━━━ DATA LINES
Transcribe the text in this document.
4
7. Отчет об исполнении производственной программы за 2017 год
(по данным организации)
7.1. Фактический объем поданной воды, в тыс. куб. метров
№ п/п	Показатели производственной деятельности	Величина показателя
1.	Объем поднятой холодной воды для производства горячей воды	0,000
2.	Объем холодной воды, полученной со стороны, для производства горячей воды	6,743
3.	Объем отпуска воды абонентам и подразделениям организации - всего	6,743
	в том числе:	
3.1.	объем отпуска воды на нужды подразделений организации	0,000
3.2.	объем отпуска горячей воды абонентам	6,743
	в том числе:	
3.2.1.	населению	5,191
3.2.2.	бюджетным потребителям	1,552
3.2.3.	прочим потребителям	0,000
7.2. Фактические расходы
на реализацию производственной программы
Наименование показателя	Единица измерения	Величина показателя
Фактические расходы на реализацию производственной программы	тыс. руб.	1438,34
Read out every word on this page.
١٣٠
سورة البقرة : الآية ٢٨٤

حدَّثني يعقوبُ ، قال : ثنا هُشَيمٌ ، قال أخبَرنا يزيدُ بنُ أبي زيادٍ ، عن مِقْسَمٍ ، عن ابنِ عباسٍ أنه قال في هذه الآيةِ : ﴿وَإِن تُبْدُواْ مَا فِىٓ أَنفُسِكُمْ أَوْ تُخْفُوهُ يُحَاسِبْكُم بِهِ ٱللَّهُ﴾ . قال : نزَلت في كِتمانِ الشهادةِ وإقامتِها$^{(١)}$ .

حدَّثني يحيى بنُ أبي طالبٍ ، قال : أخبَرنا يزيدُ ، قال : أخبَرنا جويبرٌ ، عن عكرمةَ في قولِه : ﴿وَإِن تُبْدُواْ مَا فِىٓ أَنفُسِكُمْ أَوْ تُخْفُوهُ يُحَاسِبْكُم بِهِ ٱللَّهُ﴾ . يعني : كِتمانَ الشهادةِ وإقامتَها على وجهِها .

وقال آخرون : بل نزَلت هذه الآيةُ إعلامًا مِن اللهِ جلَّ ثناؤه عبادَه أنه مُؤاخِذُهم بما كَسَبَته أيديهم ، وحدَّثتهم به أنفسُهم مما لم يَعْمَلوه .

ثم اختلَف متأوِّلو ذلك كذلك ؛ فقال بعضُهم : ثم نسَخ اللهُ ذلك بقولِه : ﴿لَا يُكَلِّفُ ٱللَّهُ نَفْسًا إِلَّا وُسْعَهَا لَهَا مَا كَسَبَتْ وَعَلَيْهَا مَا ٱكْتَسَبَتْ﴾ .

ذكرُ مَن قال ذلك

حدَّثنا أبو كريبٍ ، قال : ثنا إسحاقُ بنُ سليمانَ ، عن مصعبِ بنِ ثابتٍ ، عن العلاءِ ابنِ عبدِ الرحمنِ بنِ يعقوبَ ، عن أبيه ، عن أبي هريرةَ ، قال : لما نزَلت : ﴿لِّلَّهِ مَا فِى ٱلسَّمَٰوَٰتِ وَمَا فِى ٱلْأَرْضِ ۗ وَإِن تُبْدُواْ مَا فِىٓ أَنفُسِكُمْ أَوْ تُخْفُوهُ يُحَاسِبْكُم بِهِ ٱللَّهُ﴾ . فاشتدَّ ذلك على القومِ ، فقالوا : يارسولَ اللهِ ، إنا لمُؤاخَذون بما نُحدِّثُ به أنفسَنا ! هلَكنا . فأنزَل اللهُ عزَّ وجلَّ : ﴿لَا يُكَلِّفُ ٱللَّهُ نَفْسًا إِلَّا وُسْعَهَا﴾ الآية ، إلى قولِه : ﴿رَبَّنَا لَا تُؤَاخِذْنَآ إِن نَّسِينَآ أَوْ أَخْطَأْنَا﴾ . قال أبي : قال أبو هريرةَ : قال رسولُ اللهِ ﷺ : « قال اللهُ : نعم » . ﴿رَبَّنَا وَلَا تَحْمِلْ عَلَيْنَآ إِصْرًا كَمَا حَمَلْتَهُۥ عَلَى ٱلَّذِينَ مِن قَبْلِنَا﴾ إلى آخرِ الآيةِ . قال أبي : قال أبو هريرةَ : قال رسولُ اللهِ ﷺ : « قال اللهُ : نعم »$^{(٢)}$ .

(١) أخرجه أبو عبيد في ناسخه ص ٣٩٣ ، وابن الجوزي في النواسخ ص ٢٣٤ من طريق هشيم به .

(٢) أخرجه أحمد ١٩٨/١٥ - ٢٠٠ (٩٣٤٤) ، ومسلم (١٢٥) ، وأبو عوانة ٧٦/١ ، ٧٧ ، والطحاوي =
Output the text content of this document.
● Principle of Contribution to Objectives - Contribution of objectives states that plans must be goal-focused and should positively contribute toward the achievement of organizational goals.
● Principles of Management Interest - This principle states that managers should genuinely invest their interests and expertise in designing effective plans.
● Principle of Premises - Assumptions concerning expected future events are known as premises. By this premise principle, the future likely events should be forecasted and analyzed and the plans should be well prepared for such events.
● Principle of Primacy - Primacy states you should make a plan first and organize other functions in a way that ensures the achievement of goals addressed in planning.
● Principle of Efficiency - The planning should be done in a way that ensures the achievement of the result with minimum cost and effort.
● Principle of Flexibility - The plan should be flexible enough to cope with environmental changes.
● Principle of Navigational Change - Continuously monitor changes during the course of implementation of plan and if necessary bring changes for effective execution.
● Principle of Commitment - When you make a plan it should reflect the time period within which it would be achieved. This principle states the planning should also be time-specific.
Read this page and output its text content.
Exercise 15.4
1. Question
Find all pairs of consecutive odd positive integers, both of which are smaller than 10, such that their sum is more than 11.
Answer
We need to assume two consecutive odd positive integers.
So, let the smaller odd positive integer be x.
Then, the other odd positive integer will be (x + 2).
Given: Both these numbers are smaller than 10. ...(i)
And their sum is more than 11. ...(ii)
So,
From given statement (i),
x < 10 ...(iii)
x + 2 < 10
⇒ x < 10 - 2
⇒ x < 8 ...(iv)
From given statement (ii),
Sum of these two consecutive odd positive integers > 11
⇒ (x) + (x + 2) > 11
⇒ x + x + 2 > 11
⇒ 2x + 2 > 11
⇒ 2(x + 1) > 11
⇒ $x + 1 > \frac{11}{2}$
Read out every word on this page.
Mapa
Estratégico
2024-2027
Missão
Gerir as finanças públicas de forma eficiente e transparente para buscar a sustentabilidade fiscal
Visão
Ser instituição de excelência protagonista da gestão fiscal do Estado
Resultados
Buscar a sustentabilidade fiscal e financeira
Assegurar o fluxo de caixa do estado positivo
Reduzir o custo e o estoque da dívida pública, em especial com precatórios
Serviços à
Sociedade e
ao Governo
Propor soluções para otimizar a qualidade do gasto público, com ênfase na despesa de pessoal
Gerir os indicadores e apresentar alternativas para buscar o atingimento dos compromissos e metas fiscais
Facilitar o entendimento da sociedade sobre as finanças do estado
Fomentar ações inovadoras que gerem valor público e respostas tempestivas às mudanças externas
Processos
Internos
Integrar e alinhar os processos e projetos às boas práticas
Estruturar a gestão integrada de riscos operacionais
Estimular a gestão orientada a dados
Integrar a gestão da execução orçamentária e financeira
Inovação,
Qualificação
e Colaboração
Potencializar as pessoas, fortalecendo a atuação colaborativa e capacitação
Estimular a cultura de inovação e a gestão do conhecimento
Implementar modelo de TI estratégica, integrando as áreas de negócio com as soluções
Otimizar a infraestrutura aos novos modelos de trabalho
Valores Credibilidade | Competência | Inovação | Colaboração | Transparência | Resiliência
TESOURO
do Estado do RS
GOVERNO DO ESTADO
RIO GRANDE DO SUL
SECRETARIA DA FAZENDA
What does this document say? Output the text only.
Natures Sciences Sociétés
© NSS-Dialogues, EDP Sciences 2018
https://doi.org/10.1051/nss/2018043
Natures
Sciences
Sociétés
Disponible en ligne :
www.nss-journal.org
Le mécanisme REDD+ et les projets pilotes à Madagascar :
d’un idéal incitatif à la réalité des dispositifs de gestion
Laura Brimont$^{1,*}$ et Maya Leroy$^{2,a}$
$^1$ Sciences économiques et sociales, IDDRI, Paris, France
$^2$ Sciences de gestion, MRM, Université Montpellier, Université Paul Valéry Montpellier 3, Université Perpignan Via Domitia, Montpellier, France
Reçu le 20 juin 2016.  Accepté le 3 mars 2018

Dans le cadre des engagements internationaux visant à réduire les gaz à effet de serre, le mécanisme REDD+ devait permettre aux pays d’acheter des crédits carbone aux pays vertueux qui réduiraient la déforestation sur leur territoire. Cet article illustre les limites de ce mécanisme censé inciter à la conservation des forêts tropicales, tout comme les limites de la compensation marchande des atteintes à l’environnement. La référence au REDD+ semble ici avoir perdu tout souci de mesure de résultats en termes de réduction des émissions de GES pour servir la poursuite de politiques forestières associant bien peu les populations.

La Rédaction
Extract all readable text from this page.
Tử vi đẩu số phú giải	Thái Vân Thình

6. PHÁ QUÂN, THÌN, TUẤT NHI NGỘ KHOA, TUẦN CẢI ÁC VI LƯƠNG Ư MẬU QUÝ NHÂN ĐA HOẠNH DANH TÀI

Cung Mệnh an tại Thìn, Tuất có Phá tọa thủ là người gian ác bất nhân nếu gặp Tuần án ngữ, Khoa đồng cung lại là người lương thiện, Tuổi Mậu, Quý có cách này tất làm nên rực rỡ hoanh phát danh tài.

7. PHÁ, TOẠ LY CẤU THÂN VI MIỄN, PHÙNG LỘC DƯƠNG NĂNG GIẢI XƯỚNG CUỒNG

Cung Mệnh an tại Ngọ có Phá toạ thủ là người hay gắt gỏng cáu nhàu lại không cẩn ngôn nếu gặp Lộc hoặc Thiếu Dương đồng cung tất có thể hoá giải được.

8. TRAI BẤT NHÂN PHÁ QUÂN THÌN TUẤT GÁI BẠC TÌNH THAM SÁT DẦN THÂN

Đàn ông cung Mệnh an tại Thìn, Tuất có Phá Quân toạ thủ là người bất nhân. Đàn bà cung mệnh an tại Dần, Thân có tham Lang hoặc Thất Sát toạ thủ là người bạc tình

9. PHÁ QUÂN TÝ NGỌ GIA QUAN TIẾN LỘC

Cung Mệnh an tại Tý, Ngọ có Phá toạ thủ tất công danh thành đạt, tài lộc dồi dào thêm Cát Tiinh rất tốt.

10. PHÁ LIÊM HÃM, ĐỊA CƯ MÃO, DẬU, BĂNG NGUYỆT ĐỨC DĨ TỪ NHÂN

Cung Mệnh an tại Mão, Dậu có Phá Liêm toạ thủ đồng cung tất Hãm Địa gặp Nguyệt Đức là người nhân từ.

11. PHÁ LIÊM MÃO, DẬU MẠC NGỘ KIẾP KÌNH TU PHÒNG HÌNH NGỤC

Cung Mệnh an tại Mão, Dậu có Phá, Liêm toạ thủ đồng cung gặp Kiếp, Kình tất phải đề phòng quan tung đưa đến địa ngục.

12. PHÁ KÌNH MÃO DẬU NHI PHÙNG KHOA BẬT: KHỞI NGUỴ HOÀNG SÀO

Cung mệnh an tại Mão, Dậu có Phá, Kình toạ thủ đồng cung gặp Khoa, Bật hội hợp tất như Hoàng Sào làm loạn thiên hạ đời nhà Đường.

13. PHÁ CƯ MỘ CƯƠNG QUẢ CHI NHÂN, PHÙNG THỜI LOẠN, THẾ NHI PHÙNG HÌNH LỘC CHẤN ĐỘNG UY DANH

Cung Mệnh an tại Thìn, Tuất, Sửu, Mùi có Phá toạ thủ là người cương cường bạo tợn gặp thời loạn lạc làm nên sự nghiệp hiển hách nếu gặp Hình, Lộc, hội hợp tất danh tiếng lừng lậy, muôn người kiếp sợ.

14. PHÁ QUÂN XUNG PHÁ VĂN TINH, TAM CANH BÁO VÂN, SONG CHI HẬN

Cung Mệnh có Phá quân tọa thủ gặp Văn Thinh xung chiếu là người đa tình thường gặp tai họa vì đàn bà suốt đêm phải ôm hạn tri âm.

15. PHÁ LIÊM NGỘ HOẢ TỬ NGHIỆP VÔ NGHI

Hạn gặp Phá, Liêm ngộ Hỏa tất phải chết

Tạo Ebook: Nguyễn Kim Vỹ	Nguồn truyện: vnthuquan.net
━━━━━━
» WORK TO COMPLETE
Lines of the listing that contain the word "أخرجه" are to be counted; report only their number.

» FULL ANSWER
2